## THE TASK
Scan the entries below for the word "after". Copy each line that has it.

>> BEGIN

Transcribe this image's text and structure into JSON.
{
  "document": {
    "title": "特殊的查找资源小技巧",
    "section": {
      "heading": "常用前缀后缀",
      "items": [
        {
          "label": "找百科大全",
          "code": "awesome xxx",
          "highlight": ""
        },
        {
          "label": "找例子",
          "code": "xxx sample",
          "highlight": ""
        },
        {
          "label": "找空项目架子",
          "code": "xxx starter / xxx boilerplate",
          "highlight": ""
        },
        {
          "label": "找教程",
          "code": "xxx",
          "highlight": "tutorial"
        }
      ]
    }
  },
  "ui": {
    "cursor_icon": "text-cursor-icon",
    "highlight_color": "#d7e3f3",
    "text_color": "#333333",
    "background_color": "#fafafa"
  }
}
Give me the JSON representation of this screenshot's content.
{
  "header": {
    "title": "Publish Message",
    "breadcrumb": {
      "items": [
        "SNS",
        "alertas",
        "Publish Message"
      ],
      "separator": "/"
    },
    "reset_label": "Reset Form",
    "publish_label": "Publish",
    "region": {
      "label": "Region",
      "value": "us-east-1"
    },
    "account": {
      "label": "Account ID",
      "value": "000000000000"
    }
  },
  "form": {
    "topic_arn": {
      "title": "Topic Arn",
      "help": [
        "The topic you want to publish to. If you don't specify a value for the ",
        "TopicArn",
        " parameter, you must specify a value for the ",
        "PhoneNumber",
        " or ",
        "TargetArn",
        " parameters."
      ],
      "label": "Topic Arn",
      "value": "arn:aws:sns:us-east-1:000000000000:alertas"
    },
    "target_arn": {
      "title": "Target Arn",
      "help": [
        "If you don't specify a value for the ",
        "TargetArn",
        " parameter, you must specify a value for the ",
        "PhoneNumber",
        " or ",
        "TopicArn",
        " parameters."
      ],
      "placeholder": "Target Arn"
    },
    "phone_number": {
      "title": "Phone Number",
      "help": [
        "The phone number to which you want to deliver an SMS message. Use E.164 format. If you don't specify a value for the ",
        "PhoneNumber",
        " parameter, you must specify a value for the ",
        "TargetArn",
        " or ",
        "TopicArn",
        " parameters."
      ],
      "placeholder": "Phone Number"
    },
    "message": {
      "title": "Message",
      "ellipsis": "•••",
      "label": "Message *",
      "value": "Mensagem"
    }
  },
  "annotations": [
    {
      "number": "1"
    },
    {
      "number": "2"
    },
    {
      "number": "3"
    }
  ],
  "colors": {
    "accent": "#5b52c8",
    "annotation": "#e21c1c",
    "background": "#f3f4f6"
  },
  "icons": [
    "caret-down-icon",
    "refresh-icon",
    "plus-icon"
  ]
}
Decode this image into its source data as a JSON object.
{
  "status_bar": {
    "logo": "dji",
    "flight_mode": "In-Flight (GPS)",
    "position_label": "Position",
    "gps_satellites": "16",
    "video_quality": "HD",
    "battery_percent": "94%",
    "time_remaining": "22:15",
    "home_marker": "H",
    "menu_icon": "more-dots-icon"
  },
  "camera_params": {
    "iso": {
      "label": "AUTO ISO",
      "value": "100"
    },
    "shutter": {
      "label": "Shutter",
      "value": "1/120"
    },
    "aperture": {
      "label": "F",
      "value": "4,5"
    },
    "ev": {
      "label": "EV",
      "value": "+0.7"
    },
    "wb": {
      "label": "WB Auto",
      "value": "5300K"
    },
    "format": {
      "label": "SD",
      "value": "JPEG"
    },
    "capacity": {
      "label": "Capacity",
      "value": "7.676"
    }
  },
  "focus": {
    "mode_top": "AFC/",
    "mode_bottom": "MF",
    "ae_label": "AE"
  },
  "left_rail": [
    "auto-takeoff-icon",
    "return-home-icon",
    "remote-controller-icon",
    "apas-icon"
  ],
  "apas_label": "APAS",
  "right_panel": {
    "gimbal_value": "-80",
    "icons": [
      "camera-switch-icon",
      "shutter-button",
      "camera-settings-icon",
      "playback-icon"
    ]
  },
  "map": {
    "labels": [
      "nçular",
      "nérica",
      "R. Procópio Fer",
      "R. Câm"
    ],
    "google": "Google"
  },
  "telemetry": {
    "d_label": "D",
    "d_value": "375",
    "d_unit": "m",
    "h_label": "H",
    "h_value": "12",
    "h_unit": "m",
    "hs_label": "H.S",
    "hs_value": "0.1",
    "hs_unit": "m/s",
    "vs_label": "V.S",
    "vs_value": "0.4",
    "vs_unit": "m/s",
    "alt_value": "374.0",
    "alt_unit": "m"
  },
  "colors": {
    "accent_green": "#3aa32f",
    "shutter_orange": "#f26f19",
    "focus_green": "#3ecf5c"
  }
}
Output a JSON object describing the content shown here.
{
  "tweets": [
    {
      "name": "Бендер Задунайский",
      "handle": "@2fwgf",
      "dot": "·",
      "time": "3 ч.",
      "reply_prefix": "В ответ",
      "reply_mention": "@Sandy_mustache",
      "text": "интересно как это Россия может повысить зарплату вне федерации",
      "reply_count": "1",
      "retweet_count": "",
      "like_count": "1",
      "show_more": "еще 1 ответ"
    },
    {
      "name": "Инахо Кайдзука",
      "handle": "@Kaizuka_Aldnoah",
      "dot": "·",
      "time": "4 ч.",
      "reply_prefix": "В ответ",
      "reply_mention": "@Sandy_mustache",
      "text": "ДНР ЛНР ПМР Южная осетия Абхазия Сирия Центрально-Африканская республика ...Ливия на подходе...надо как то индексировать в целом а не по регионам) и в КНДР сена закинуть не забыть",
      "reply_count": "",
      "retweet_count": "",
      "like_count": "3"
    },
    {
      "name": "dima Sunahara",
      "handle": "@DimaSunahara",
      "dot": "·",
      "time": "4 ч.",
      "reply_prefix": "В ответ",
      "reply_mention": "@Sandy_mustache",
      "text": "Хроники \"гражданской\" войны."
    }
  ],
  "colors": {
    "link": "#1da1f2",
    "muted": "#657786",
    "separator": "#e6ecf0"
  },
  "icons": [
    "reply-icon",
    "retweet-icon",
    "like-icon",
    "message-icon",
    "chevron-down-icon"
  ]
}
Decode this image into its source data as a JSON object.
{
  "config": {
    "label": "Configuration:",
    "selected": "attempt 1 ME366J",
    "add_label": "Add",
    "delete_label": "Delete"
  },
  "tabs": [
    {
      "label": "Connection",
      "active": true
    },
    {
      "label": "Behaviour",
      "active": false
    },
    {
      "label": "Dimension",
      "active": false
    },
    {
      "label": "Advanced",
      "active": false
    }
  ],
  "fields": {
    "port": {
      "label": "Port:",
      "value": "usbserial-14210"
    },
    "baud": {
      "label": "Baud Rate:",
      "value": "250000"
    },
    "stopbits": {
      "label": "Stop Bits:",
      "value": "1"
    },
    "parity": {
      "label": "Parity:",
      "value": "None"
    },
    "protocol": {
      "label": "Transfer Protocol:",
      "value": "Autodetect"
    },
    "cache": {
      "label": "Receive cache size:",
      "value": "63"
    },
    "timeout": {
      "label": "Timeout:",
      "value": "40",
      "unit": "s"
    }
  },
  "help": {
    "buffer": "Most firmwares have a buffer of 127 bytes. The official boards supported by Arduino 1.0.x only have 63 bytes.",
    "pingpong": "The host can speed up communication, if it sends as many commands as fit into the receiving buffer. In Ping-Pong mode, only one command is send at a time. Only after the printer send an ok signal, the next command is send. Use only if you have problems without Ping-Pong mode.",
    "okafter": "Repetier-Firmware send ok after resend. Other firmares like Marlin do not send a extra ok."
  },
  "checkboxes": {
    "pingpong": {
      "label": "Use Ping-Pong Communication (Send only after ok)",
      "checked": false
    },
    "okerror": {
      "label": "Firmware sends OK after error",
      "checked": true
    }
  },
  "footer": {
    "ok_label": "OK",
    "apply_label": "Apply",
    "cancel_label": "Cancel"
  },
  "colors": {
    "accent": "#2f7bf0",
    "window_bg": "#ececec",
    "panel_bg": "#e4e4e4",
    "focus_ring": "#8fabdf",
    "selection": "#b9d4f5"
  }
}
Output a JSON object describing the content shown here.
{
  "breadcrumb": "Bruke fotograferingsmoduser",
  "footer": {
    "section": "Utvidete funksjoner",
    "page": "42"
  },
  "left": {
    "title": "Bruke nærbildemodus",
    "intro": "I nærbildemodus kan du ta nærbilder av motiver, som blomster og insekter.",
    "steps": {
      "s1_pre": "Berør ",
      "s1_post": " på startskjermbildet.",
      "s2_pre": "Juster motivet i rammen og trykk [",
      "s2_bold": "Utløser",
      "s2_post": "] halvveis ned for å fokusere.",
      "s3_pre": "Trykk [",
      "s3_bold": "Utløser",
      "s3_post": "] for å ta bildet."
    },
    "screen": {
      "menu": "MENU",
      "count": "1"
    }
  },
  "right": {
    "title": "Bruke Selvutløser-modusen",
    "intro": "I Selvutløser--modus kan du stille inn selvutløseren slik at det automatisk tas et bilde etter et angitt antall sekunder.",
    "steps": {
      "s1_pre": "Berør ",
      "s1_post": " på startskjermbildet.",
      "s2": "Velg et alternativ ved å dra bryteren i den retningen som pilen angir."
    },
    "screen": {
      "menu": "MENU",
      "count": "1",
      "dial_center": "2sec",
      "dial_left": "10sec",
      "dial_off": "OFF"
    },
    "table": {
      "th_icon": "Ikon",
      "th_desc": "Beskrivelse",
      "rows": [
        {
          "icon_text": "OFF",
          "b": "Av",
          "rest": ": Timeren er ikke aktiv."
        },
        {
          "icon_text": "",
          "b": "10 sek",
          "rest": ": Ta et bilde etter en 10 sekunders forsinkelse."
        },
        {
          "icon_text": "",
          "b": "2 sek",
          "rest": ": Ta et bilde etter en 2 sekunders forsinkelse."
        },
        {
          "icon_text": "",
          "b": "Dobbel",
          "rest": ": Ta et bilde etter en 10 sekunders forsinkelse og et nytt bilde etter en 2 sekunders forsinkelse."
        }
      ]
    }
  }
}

>> END

## SOLUTION
    "pingpong": "The host can speed up communication, if it sends as many commands as fit into the receiving buffer. In Ping-Pong mode, only one command is send at a time. Only after the printer send an ok signal, the next command is send. Use only if you have problems without Ping-Pong mode.",
    "okafter": "Repetier-Firmware send ok after resend. Other firmares like Marlin do not send a extra ok."
      "label": "Use Ping-Pong Communication (Send only after ok)",
      "label": "Firmware sends OK after error",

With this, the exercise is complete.